EXERCISE:
Keep only the lines where "area" appears.

INPUT ROWS:
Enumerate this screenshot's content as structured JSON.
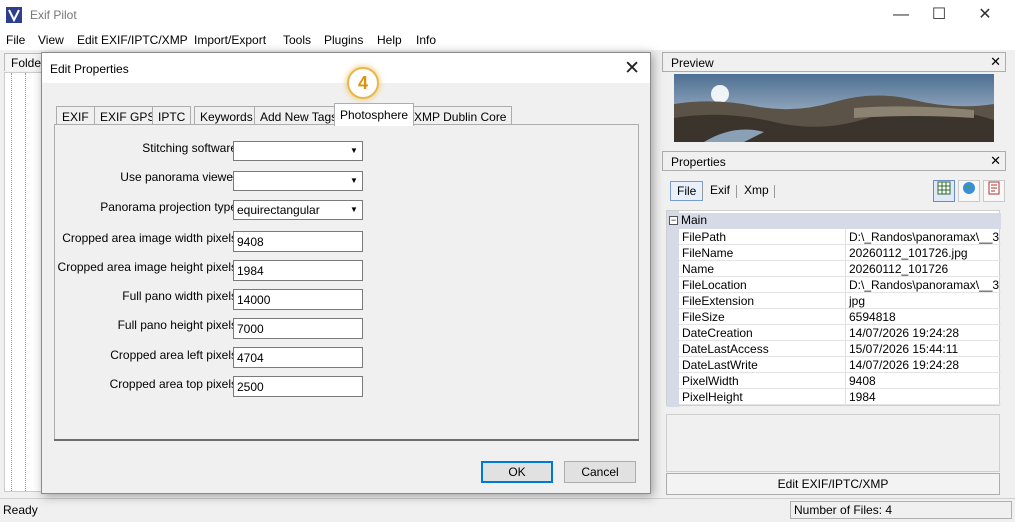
{
  "app": {
    "title": "Exif Pilot"
  },
  "window_controls": {
    "minimize": "—",
    "maximize": "☐",
    "close": "✕"
  },
  "menu": [
    "File",
    "View",
    "Edit EXIF/IPTC/XMP",
    "Import/Export",
    "Tools",
    "Plugins",
    "Help",
    "Info"
  ],
  "left_panel": {
    "tab_label": "Folders"
  },
  "status": {
    "left": "Ready",
    "right": "Number of Files: 4"
  },
  "preview": {
    "header": "Preview",
    "close": "✕"
  },
  "properties": {
    "header": "Properties",
    "close": "✕",
    "tabs": [
      "File",
      "Exif",
      "Xmp"
    ],
    "active_tab": "File",
    "section": "Main",
    "rows": [
      {
        "key": "FilePath",
        "value": "D:\\_Randos\\panoramax\\__3..."
      },
      {
        "key": "FileName",
        "value": "20260112_101726.jpg"
      },
      {
        "key": "Name",
        "value": "20260112_101726"
      },
      {
        "key": "FileLocation",
        "value": "D:\\_Randos\\panoramax\\__3..."
      },
      {
        "key": "FileExtension",
        "value": "jpg"
      },
      {
        "key": "FileSize",
        "value": "6594818"
      },
      {
        "key": "DateCreation",
        "value": "14/07/2026 19:24:28"
      },
      {
        "key": "DateLastAccess",
        "value": "15/07/2026 15:44:11"
      },
      {
        "key": "DateLastWrite",
        "value": "14/07/2026 19:24:28"
      },
      {
        "key": "PixelWidth",
        "value": "9408"
      },
      {
        "key": "PixelHeight",
        "value": "1984"
      }
    ],
    "edit_button": "Edit EXIF/IPTC/XMP",
    "toolbar_icons": [
      "grid-view-icon",
      "globe-icon",
      "report-icon"
    ]
  },
  "dialog": {
    "title": "Edit Properties",
    "close": "✕",
    "step_badge": "4",
    "tabs": [
      "EXIF",
      "EXIF GPS",
      "IPTC",
      "Keywords",
      "Add New Tags",
      "Photosphere",
      "XMP Dublin Core"
    ],
    "active_tab": "Photosphere",
    "fields": [
      {
        "label": "Stitching software",
        "kind": "combo",
        "value": ""
      },
      {
        "label": "Use panorama viewer",
        "kind": "combo",
        "value": ""
      },
      {
        "label": "Panorama projection type",
        "kind": "combo",
        "value": "equirectangular"
      },
      {
        "label": "Cropped area image width pixels",
        "kind": "text",
        "value": "9408"
      },
      {
        "label": "Cropped area image height pixels",
        "kind": "text",
        "value": "1984"
      },
      {
        "label": "Full pano width pixels",
        "kind": "text",
        "value": "14000"
      },
      {
        "label": "Full pano height pixels",
        "kind": "text",
        "value": "7000"
      },
      {
        "label": "Cropped area left pixels",
        "kind": "text",
        "value": "4704"
      },
      {
        "label": "Cropped area top pixels",
        "kind": "text",
        "value": "2500"
      }
    ],
    "ok": "OK",
    "cancel": "Cancel"
  },
  "colors": {
    "accent_blue": "#0078d7",
    "badge_orange": "#d79412",
    "grid_gutter": "#d6dae6"
  }
}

ANSWER FOR THE TASK:
        "label": "Cropped area image width pixels",
        "label": "Cropped area image height pixels",
        "label": "Cropped area left pixels",
        "label": "Cropped area top pixels",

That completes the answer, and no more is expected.